Don't copy the pictures; return every other part of the records exactly.

*****

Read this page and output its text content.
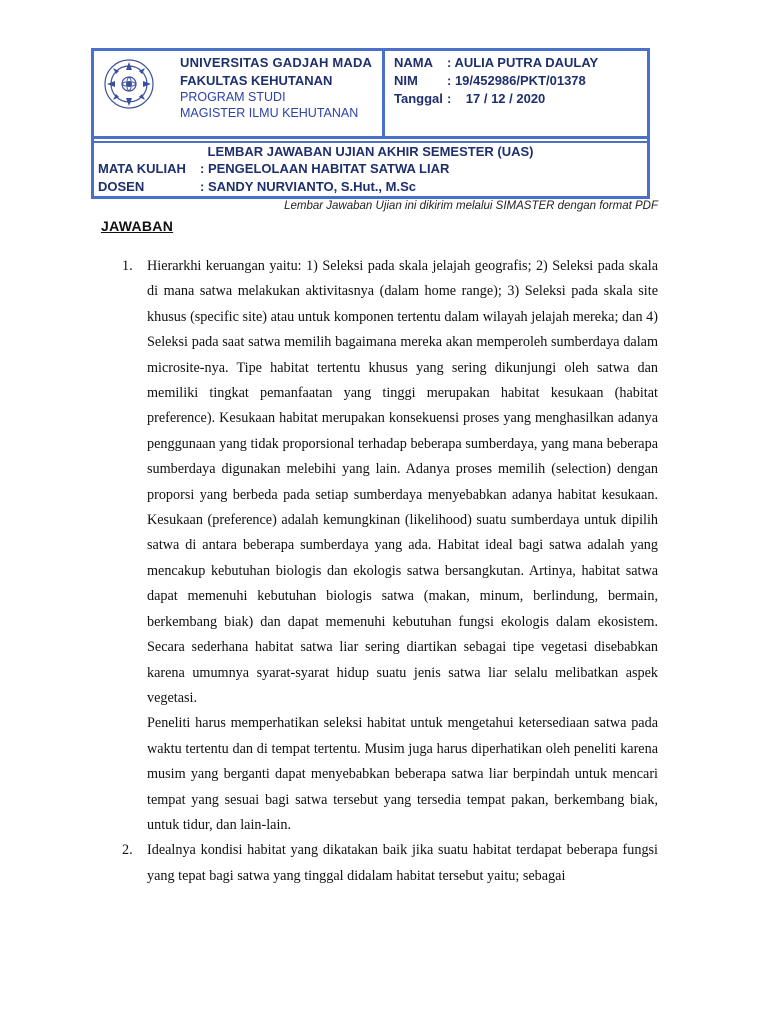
UNIVERSITAS GADJAH MADA
FAKULTAS KEHUTANAN
PROGRAM STUDI
MAGISTER ILMU KEHUTANAN
NAMA : AULIA PUTRA DAULAY
NIM : 19/452986/PKT/01378
Tanggal :    17 / 12 / 2020
LEMBAR JAWABAN UJIAN AKHIR SEMESTER (UAS)
MATA KULIAH : PENGELOLAAN HABITAT SATWA LIAR
DOSEN	: SANDY NURVIANTO, S.Hut., M.Sc
Lembar Jawaban Ujian ini dikirim melalui SIMASTER dengan format PDF
JAWABAN
1. Hierarkhi keruangan yaitu: 1) Seleksi pada skala jelajah geografis; 2) Seleksi pada skala di mana satwa melakukan aktivitasnya (dalam home range); 3) Seleksi pada skala site khusus (specific site) atau untuk komponen tertentu dalam wilayah jelajah mereka; dan 4) Seleksi pada saat satwa memilih bagaimana mereka akan memperoleh sumberdaya dalam microsite-nya. Tipe habitat tertentu khusus yang sering dikunjungi oleh satwa dan memiliki tingkat pemanfaatan yang tinggi merupakan habitat kesukaan (habitat preference). Kesukaan habitat merupakan konsekuensi proses yang menghasilkan adanya penggunaan yang tidak proporsional terhadap beberapa sumberdaya, yang mana beberapa sumberdaya digunakan melebihi yang lain. Adanya proses memilih (selection) dengan proporsi yang berbeda pada setiap sumberdaya menyebabkan adanya habitat kesukaan. Kesukaan (preference) adalah kemungkinan (likelihood) suatu sumberdaya untuk dipilih satwa di antara beberapa sumberdaya yang ada. Habitat ideal bagi satwa adalah yang mencakup kebutuhan biologis dan ekologis satwa bersangkutan. Artinya, habitat satwa dapat memenuhi kebutuhan biologis satwa (makan, minum, berlindung, bermain, berkembang biak) dan dapat memenuhi kebutuhan fungsi ekologis dalam ekosistem. Secara sederhana habitat satwa liar sering diartikan sebagai tipe vegetasi disebabkan karena umumnya syarat-syarat hidup suatu jenis satwa liar selalu melibatkan aspek vegetasi.

Peneliti harus memperhatikan seleksi habitat untuk mengetahui ketersediaan satwa pada waktu tertentu dan di tempat tertentu. Musim juga harus diperhatikan oleh peneliti karena musim yang berganti dapat menyebabkan beberapa satwa liar berpindah untuk mencari tempat yang sesuai bagi satwa tersebut yang tersedia tempat pakan, berkembang biak, untuk tidur, dan lain-lain.

2. Idealnya kondisi habitat yang dikatakan baik jika suatu habitat terdapat beberapa fungsi yang tepat bagi satwa yang tinggal didalam habitat tersebut yaitu; sebagai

*****

§ **THE REPLY**
Read this page and output its text content.
UNIVERSITAS GADJAH MADA
FAKULTAS KEHUTANAN
PROGRAM STUDI
MAGISTER ILMU KEHUTANAN
NAMA : AULIA PUTRA DAULAY
NIM : 19/452986/PKT/01378
Tanggal :    17 / 12 / 2020
LEMBAR JAWABAN UJIAN AKHIR SEMESTER (UAS)
MATA KULIAH : PENGELOLAAN HABITAT SATWA LIAR
DOSEN	: SANDY NURVIANTO, S.Hut., M.Sc
Lembar Jawaban Ujian ini dikirim melalui SIMASTER dengan format PDF
JAWABAN
1. Hierarkhi keruangan yaitu: 1) Seleksi pada skala jelajah geografis; 2) Seleksi pada skala di mana satwa melakukan aktivitasnya (dalam home range); 3) Seleksi pada skala site khusus (specific site) atau untuk komponen tertentu dalam wilayah jelajah mereka; dan 4) Seleksi pada saat satwa memilih bagaimana mereka akan memperoleh sumberdaya dalam microsite-nya. Tipe habitat tertentu khusus yang sering dikunjungi oleh satwa dan memiliki tingkat pemanfaatan yang tinggi merupakan habitat kesukaan (habitat preference). Kesukaan habitat merupakan konsekuensi proses yang menghasilkan adanya penggunaan yang tidak proporsional terhadap beberapa sumberdaya, yang mana beberapa sumberdaya digunakan melebihi yang lain. Adanya proses memilih (selection) dengan proporsi yang berbeda pada setiap sumberdaya menyebabkan adanya habitat kesukaan. Kesukaan (preference) adalah kemungkinan (likelihood) suatu sumberdaya untuk dipilih satwa di antara beberapa sumberdaya yang ada. Habitat ideal bagi satwa adalah yang mencakup kebutuhan biologis dan ekologis satwa bersangkutan. Artinya, habitat satwa dapat memenuhi kebutuhan biologis satwa (makan, minum, berlindung, bermain, berkembang biak) dan dapat memenuhi kebutuhan fungsi ekologis dalam ekosistem. Secara sederhana habitat satwa liar sering diartikan sebagai tipe vegetasi disebabkan karena umumnya syarat-syarat hidup suatu jenis satwa liar selalu melibatkan aspek vegetasi.

Peneliti harus memperhatikan seleksi habitat untuk mengetahui ketersediaan satwa pada waktu tertentu dan di tempat tertentu. Musim juga harus diperhatikan oleh peneliti karena musim yang berganti dapat menyebabkan beberapa satwa liar berpindah untuk mencari tempat yang sesuai bagi satwa tersebut yang tersedia tempat pakan, berkembang biak, untuk tidur, dan lain-lain.

2. Idealnya kondisi habitat yang dikatakan baik jika suatu habitat terdapat beberapa fungsi yang tepat bagi satwa yang tinggal didalam habitat tersebut yaitu; sebagai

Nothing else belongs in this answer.